> Record extracts
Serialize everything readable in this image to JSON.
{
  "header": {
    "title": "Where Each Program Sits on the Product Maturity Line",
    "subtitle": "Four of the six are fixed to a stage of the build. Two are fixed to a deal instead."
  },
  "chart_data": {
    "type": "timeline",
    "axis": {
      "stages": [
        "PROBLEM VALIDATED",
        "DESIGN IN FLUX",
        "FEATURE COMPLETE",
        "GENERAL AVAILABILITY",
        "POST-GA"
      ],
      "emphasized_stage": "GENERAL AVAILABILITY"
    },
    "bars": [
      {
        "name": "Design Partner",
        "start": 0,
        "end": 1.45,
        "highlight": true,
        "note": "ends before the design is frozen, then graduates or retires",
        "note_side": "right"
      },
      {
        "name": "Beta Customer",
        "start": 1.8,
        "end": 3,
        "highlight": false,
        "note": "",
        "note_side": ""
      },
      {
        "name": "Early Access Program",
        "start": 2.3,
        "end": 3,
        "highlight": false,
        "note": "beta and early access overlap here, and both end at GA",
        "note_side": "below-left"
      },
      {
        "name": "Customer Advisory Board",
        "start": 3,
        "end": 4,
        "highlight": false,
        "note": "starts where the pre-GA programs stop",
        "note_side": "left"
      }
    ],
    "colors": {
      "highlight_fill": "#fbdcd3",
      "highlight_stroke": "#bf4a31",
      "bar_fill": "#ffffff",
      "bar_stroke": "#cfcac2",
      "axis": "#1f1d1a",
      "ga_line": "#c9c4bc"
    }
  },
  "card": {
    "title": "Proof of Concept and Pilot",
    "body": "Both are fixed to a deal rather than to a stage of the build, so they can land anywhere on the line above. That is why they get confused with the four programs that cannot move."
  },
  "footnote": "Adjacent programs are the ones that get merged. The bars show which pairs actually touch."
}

> Exercise description
The records above need to be transcribed in full. Keep every character unchanged.

> Solved problem
Serialize everything readable in this image to JSON.
{
  "header": {
    "title": "Where Each Program Sits on the Product Maturity Line",
    "subtitle": "Four of the six are fixed to a stage of the build. Two are fixed to a deal instead."
  },
  "chart_data": {
    "type": "timeline",
    "axis": {
      "stages": [
        "PROBLEM VALIDATED",
        "DESIGN IN FLUX",
        "FEATURE COMPLETE",
        "GENERAL AVAILABILITY",
        "POST-GA"
      ],
      "emphasized_stage": "GENERAL AVAILABILITY"
    },
    "bars": [
      {
        "name": "Design Partner",
        "start": 0,
        "end": 1.45,
        "highlight": true,
        "note": "ends before the design is frozen, then graduates or retires",
        "note_side": "right"
      },
      {
        "name": "Beta Customer",
        "start": 1.8,
        "end": 3,
        "highlight": false,
        "note": "",
        "note_side": ""
      },
      {
        "name": "Early Access Program",
        "start": 2.3,
        "end": 3,
        "highlight": false,
        "note": "beta and early access overlap here, and both end at GA",
        "note_side": "below-left"
      },
      {
        "name": "Customer Advisory Board",
        "start": 3,
        "end": 4,
        "highlight": false,
        "note": "starts where the pre-GA programs stop",
        "note_side": "left"
      }
    ],
    "colors": {
      "highlight_fill": "#fbdcd3",
      "highlight_stroke": "#bf4a31",
      "bar_fill": "#ffffff",
      "bar_stroke": "#cfcac2",
      "axis": "#1f1d1a",
      "ga_line": "#c9c4bc"
    }
  },
  "card": {
    "title": "Proof of Concept and Pilot",
    "body": "Both are fixed to a deal rather than to a stage of the build, so they can land anywhere on the line above. That is why they get confused with the four programs that cannot move."
  },
  "footnote": "Adjacent programs are the ones that get merged. The bars show which pairs actually touch."
}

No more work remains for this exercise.